(Layout coordinate data)
(begin)

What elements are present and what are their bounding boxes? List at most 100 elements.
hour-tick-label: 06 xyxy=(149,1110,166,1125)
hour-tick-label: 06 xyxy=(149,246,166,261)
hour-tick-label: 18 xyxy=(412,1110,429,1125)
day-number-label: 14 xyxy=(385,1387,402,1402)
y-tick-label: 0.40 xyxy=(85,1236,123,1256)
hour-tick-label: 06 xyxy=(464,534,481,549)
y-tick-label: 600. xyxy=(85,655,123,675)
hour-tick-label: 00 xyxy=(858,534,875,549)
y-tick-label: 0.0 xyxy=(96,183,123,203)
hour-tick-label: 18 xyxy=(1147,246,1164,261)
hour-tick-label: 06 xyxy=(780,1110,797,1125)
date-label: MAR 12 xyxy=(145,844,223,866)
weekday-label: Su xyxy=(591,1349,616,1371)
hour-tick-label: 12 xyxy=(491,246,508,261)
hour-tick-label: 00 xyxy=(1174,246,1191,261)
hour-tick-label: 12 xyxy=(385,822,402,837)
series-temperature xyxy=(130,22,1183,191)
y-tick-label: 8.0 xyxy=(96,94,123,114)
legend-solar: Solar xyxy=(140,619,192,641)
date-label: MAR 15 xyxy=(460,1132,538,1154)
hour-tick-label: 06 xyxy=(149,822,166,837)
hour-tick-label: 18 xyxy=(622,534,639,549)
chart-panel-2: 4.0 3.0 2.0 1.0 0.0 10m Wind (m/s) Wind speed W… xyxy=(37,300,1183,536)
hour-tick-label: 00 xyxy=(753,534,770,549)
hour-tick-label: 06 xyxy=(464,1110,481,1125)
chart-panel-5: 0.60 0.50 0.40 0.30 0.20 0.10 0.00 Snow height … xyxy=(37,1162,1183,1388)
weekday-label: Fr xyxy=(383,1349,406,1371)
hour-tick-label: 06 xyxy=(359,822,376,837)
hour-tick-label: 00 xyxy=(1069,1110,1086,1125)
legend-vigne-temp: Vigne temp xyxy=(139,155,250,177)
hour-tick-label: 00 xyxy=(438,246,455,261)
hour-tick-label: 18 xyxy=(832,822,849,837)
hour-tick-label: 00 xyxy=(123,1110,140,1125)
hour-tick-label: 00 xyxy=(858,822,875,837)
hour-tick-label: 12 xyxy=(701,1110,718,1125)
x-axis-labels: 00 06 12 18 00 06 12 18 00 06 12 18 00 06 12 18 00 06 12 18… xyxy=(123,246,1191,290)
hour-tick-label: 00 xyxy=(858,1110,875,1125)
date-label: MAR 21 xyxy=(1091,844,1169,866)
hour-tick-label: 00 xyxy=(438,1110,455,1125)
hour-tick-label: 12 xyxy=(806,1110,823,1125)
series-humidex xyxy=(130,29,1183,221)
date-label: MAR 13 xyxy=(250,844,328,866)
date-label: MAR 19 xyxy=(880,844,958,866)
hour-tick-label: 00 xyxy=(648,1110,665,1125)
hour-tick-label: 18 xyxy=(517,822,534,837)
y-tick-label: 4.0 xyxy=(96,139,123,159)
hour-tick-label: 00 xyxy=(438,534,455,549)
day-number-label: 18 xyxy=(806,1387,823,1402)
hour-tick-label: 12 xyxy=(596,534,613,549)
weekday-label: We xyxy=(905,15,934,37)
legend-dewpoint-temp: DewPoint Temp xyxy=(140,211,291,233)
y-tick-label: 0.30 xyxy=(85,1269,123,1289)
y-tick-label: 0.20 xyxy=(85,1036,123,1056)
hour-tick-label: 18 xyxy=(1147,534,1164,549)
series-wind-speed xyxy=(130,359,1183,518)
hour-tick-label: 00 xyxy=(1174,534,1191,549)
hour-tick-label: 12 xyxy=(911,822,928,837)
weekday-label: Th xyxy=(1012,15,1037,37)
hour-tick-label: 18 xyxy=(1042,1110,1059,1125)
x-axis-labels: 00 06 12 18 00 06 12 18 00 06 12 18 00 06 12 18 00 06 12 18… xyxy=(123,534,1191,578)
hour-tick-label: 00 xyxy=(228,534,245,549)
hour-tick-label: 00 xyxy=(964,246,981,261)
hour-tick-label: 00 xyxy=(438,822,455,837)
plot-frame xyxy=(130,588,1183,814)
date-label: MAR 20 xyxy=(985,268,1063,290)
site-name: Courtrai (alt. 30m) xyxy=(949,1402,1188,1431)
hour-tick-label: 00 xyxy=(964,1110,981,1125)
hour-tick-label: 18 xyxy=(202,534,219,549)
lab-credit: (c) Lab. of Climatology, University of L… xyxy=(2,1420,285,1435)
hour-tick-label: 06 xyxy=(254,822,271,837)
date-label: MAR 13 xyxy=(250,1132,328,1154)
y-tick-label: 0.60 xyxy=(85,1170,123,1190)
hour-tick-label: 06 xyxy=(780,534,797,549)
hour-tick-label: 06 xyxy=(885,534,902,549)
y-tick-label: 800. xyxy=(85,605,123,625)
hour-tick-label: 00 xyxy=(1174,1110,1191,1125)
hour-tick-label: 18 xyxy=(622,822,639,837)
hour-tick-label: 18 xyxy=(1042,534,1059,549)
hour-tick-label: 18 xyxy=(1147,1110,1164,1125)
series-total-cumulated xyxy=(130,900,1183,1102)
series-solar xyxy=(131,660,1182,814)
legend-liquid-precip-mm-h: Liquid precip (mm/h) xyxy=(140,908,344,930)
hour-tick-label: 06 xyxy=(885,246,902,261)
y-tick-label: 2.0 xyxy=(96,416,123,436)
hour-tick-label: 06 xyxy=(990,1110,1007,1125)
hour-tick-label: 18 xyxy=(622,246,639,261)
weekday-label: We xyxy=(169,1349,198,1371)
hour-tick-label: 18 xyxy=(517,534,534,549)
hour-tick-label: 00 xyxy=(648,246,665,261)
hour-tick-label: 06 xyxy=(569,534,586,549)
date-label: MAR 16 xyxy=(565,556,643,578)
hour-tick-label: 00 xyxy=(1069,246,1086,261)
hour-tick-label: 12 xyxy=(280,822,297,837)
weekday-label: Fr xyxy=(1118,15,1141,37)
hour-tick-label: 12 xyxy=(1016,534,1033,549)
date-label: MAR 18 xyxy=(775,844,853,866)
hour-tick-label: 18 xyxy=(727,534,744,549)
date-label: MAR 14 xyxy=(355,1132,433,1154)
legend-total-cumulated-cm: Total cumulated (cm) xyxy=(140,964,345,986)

(end)

WHAT YOU WILL DO: Could you print every one of the lines above again, without changing a single character?

ANSWER TO THE TASK:
What elements are present and what are their bounding boxes? List at most 100 elements.
hour-tick-label: 06 xyxy=(149,1110,166,1125)
hour-tick-label: 06 xyxy=(149,246,166,261)
hour-tick-label: 18 xyxy=(412,1110,429,1125)
day-number-label: 14 xyxy=(385,1387,402,1402)
y-tick-label: 0.40 xyxy=(85,1236,123,1256)
hour-tick-label: 06 xyxy=(464,534,481,549)
y-tick-label: 600. xyxy=(85,655,123,675)
hour-tick-label: 00 xyxy=(858,534,875,549)
y-tick-label: 0.0 xyxy=(96,183,123,203)
hour-tick-label: 18 xyxy=(1147,246,1164,261)
hour-tick-label: 06 xyxy=(780,1110,797,1125)
date-label: MAR 12 xyxy=(145,844,223,866)
weekday-label: Su xyxy=(591,1349,616,1371)
hour-tick-label: 12 xyxy=(491,246,508,261)
hour-tick-label: 00 xyxy=(1174,246,1191,261)
hour-tick-label: 12 xyxy=(385,822,402,837)
series-temperature xyxy=(130,22,1183,191)
y-tick-label: 8.0 xyxy=(96,94,123,114)
legend-solar: Solar xyxy=(140,619,192,641)
date-label: MAR 15 xyxy=(460,1132,538,1154)
hour-tick-label: 06 xyxy=(149,822,166,837)
hour-tick-label: 18 xyxy=(622,534,639,549)
chart-panel-2: 4.0 3.0 2.0 1.0 0.0 10m Wind (m/s) Wind speed W… xyxy=(37,300,1183,536)
hour-tick-label: 00 xyxy=(753,534,770,549)
hour-tick-label: 06 xyxy=(464,1110,481,1125)
chart-panel-5: 0.60 0.50 0.40 0.30 0.20 0.10 0.00 Snow height … xyxy=(37,1162,1183,1388)
weekday-label: Fr xyxy=(383,1349,406,1371)
hour-tick-label: 06 xyxy=(359,822,376,837)
hour-tick-label: 00 xyxy=(1069,1110,1086,1125)
legend-vigne-temp: Vigne temp xyxy=(139,155,250,177)
hour-tick-label: 00 xyxy=(438,246,455,261)
hour-tick-label: 18 xyxy=(832,822,849,837)
hour-tick-label: 00 xyxy=(123,1110,140,1125)
hour-tick-label: 00 xyxy=(858,822,875,837)
hour-tick-label: 12 xyxy=(701,1110,718,1125)
x-axis-labels: 00 06 12 18 00 06 12 18 00 06 12 18 00 06 12 18 00 06 12 18… xyxy=(123,246,1191,290)
hour-tick-label: 00 xyxy=(858,1110,875,1125)
date-label: MAR 21 xyxy=(1091,844,1169,866)
hour-tick-label: 00 xyxy=(438,1110,455,1125)
hour-tick-label: 12 xyxy=(806,1110,823,1125)
series-humidex xyxy=(130,29,1183,221)
date-label: MAR 13 xyxy=(250,844,328,866)
date-label: MAR 19 xyxy=(880,844,958,866)
hour-tick-label: 00 xyxy=(648,1110,665,1125)
hour-tick-label: 18 xyxy=(517,822,534,837)
y-tick-label: 4.0 xyxy=(96,139,123,159)
hour-tick-label: 00 xyxy=(438,534,455,549)
day-number-label: 18 xyxy=(806,1387,823,1402)
hour-tick-label: 12 xyxy=(596,534,613,549)
weekday-label: We xyxy=(905,15,934,37)
legend-dewpoint-temp: DewPoint Temp xyxy=(140,211,291,233)
y-tick-label: 0.30 xyxy=(85,1269,123,1289)
y-tick-label: 0.20 xyxy=(85,1036,123,1056)
hour-tick-label: 18 xyxy=(1147,534,1164,549)
series-wind-speed xyxy=(130,359,1183,518)
hour-tick-label: 00 xyxy=(1174,534,1191,549)
hour-tick-label: 12 xyxy=(911,822,928,837)
weekday-label: Th xyxy=(1012,15,1037,37)
hour-tick-label: 18 xyxy=(1042,1110,1059,1125)
x-axis-labels: 00 06 12 18 00 06 12 18 00 06 12 18 00 06 12 18 00 06 12 18… xyxy=(123,534,1191,578)
hour-tick-label: 00 xyxy=(228,534,245,549)
hour-tick-label: 00 xyxy=(964,246,981,261)
hour-tick-label: 00 xyxy=(438,822,455,837)
plot-frame xyxy=(130,588,1183,814)
date-label: MAR 20 xyxy=(985,268,1063,290)
site-name: Courtrai (alt. 30m) xyxy=(949,1402,1188,1431)
hour-tick-label: 00 xyxy=(964,1110,981,1125)
hour-tick-label: 18 xyxy=(202,534,219,549)
lab-credit: (c) Lab. of Climatology, University of L… xyxy=(2,1420,285,1435)
hour-tick-label: 06 xyxy=(254,822,271,837)
date-label: MAR 13 xyxy=(250,1132,328,1154)
y-tick-label: 0.60 xyxy=(85,1170,123,1190)
hour-tick-label: 06 xyxy=(780,534,797,549)
hour-tick-label: 06 xyxy=(885,534,902,549)
y-tick-label: 800. xyxy=(85,605,123,625)
hour-tick-label: 00 xyxy=(1174,1110,1191,1125)
hour-tick-label: 18 xyxy=(622,822,639,837)
hour-tick-label: 18 xyxy=(1042,534,1059,549)
hour-tick-label: 18 xyxy=(1147,1110,1164,1125)
series-total-cumulated xyxy=(130,900,1183,1102)
series-solar xyxy=(131,660,1182,814)
legend-liquid-precip-mm-h: Liquid precip (mm/h) xyxy=(140,908,344,930)
hour-tick-label: 06 xyxy=(885,246,902,261)
y-tick-label: 2.0 xyxy=(96,416,123,436)
hour-tick-label: 06 xyxy=(990,1110,1007,1125)
hour-tick-label: 18 xyxy=(622,246,639,261)
weekday-label: We xyxy=(169,1349,198,1371)
hour-tick-label: 18 xyxy=(517,534,534,549)
hour-tick-label: 00 xyxy=(648,246,665,261)
hour-tick-label: 06 xyxy=(569,534,586,549)
date-label: MAR 16 xyxy=(565,556,643,578)
hour-tick-label: 00 xyxy=(1069,246,1086,261)
hour-tick-label: 12 xyxy=(280,822,297,837)
weekday-label: Fr xyxy=(1118,15,1141,37)
hour-tick-label: 12 xyxy=(1016,534,1033,549)
date-label: MAR 18 xyxy=(775,844,853,866)
hour-tick-label: 18 xyxy=(727,534,744,549)
date-label: MAR 14 xyxy=(355,1132,433,1154)
legend-total-cumulated-cm: Total cumulated (cm) xyxy=(140,964,345,986)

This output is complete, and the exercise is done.